-------- GIVEN DATA --------

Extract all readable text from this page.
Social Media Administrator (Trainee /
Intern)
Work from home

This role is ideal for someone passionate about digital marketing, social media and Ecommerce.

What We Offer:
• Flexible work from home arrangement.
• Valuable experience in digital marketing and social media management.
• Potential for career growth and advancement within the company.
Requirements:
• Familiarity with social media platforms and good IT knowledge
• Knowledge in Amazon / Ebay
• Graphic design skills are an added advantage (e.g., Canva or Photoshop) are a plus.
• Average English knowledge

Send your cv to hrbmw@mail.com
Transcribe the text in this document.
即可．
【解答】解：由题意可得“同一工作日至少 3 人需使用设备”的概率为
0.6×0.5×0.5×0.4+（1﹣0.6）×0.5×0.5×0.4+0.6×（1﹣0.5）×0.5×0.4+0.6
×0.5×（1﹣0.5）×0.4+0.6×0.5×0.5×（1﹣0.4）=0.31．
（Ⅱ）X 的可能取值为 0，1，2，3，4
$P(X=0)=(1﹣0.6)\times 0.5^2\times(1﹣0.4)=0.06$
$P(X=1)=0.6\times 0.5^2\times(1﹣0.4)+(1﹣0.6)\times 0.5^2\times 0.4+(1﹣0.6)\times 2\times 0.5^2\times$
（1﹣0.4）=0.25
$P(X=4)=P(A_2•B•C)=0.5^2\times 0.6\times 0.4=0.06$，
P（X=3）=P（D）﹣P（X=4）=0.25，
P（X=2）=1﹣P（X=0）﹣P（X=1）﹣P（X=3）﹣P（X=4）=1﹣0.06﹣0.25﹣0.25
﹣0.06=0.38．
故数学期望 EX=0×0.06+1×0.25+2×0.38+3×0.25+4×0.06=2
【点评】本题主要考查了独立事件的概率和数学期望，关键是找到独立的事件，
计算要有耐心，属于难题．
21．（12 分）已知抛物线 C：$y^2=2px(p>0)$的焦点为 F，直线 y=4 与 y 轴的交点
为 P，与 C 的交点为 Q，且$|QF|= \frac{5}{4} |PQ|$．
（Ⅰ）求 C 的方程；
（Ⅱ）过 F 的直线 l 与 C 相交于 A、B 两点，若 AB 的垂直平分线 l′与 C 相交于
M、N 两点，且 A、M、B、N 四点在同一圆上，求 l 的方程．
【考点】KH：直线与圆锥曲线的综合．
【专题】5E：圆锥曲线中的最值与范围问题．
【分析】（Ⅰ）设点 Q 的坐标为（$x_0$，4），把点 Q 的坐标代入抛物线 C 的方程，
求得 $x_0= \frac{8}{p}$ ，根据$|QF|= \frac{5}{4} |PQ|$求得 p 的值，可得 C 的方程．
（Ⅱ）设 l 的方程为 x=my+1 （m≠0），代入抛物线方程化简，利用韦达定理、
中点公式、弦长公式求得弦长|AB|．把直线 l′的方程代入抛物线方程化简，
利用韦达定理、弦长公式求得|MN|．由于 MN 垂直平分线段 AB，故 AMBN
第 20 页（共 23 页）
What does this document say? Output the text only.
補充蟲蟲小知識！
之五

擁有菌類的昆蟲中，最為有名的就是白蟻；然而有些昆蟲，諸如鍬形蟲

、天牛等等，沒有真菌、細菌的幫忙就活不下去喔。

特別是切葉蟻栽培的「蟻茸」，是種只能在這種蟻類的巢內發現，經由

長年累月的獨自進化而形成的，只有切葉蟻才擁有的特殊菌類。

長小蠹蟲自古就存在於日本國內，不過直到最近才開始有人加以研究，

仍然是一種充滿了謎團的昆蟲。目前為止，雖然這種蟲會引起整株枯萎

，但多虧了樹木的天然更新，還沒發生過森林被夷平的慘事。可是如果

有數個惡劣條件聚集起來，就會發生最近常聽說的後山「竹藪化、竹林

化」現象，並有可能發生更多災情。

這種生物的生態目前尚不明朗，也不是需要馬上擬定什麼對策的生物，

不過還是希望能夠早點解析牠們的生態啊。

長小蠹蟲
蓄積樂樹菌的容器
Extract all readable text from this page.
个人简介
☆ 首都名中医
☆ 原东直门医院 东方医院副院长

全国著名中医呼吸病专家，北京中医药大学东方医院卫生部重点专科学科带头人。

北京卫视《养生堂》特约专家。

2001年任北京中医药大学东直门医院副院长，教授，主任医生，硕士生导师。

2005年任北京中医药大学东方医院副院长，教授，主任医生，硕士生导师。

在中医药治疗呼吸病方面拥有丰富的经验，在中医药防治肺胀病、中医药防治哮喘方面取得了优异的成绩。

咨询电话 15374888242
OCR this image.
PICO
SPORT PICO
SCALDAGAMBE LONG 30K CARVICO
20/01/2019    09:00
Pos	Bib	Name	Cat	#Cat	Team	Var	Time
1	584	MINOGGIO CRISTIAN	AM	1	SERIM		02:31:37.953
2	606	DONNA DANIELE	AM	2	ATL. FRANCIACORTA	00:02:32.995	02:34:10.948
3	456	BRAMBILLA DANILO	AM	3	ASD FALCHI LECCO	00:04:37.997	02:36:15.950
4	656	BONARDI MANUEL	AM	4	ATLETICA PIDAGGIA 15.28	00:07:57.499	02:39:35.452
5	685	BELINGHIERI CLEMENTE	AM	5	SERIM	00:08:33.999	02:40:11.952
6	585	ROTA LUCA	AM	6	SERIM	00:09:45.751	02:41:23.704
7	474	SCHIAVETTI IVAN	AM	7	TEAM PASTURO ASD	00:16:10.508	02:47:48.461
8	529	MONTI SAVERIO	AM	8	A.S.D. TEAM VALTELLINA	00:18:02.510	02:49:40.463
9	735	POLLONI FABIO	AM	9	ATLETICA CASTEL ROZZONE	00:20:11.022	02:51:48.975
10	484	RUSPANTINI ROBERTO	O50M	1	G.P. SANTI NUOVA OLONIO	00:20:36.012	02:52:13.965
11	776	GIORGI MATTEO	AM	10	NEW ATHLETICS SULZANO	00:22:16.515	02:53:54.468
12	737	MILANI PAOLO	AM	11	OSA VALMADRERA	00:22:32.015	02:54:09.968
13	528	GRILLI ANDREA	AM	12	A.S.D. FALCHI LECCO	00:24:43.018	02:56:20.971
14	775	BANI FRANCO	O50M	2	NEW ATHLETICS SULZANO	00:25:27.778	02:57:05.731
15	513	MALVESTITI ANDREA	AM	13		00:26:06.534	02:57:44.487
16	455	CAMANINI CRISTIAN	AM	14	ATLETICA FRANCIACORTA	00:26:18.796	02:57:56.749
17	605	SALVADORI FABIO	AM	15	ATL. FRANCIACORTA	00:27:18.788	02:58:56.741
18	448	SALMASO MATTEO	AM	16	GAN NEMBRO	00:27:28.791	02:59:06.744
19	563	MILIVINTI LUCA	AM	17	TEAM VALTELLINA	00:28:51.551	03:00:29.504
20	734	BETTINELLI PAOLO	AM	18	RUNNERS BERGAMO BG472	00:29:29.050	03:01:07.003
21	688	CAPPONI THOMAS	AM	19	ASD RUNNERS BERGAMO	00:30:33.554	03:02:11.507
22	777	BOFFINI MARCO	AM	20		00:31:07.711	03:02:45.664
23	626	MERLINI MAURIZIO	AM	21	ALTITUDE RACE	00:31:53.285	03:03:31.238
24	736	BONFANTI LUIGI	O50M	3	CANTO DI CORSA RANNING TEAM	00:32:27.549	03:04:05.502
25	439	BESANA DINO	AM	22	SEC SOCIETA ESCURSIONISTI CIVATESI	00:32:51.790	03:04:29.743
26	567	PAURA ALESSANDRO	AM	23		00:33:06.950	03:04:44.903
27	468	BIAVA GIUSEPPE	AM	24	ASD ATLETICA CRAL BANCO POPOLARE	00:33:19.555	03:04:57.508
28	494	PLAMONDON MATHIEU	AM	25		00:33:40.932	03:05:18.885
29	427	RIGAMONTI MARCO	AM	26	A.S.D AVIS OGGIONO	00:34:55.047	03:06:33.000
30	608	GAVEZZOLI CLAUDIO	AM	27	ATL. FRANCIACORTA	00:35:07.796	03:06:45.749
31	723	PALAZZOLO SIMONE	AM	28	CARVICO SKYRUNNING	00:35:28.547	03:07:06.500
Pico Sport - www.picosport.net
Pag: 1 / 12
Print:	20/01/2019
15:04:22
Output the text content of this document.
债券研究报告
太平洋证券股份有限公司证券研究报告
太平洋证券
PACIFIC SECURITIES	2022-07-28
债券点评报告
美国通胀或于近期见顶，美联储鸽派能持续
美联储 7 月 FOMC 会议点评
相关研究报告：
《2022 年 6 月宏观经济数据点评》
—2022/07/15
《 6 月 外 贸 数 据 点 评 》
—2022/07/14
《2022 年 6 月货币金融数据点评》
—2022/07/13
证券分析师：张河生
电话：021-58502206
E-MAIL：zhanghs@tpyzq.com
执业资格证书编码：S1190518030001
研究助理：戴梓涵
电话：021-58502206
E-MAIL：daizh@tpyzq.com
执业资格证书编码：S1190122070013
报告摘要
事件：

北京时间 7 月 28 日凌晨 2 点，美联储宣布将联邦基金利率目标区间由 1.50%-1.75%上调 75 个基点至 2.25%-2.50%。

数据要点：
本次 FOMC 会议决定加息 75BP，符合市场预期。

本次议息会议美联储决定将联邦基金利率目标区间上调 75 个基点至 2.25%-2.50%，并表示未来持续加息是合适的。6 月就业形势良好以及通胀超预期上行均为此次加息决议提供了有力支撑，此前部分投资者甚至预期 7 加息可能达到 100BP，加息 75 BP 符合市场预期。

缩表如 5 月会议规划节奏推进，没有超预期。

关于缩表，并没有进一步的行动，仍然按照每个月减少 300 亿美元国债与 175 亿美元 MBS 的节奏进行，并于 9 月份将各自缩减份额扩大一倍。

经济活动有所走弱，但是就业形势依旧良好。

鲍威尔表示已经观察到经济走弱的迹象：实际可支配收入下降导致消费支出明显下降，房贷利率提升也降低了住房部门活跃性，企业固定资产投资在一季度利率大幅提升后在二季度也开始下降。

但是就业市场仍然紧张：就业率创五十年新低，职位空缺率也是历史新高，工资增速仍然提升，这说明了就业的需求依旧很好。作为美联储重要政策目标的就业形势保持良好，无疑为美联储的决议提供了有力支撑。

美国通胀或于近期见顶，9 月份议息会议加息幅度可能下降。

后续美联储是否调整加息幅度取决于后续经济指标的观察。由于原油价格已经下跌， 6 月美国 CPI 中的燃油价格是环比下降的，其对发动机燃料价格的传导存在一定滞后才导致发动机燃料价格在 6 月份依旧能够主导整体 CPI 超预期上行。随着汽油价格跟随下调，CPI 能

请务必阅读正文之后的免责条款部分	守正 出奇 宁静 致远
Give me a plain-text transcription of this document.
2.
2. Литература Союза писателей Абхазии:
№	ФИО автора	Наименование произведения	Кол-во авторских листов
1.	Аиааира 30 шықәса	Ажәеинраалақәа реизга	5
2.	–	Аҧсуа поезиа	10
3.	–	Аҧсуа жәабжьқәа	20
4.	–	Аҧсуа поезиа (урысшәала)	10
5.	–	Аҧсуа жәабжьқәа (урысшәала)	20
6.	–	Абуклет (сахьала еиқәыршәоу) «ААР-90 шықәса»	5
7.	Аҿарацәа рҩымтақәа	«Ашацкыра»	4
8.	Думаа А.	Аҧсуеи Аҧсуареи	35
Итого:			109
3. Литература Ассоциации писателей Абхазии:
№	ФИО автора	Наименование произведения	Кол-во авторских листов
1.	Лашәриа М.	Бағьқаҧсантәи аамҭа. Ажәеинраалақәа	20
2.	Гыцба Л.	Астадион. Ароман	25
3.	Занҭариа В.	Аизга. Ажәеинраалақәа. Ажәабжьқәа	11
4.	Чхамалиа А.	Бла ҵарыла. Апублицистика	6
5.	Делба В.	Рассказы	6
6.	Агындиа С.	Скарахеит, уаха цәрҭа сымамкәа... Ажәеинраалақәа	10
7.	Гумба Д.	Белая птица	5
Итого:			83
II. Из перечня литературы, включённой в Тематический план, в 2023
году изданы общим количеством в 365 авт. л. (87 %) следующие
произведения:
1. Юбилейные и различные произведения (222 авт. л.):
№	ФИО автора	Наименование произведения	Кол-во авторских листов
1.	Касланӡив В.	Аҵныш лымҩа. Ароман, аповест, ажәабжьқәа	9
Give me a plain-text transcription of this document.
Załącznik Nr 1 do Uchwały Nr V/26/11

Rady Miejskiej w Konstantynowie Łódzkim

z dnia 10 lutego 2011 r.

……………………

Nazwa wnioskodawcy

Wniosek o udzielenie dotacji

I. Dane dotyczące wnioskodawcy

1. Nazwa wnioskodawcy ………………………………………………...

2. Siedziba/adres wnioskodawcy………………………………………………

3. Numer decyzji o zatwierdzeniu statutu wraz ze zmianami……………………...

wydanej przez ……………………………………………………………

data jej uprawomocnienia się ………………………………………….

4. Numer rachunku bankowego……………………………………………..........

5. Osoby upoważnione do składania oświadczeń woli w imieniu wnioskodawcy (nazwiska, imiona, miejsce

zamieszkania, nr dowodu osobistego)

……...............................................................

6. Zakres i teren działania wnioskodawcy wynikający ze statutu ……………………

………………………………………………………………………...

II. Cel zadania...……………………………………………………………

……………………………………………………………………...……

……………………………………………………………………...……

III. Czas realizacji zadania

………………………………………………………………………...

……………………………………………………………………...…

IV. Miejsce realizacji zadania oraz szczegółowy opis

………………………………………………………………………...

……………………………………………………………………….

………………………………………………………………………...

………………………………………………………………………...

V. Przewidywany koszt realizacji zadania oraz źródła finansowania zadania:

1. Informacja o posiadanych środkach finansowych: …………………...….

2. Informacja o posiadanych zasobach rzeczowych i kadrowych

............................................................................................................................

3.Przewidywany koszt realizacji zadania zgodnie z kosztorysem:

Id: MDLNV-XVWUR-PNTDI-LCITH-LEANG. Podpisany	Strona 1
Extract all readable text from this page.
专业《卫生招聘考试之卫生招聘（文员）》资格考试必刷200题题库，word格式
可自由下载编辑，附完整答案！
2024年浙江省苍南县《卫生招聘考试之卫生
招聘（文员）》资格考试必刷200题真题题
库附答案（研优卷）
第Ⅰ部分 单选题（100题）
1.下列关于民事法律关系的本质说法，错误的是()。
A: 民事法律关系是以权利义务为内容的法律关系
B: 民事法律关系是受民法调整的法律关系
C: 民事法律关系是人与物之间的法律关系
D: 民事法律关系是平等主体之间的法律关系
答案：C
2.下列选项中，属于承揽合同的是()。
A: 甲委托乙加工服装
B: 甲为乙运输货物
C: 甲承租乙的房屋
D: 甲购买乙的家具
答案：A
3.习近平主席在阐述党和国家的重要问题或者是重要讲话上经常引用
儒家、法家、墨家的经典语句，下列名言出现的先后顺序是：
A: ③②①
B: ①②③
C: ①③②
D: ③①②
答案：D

--------

> WRITTEN REQUEST
Check each line of the data above for the word "урысшәала" and say how many lines contain it, giving nothing besides the number.

> SOLUTION FOR THIS EXERCISE
2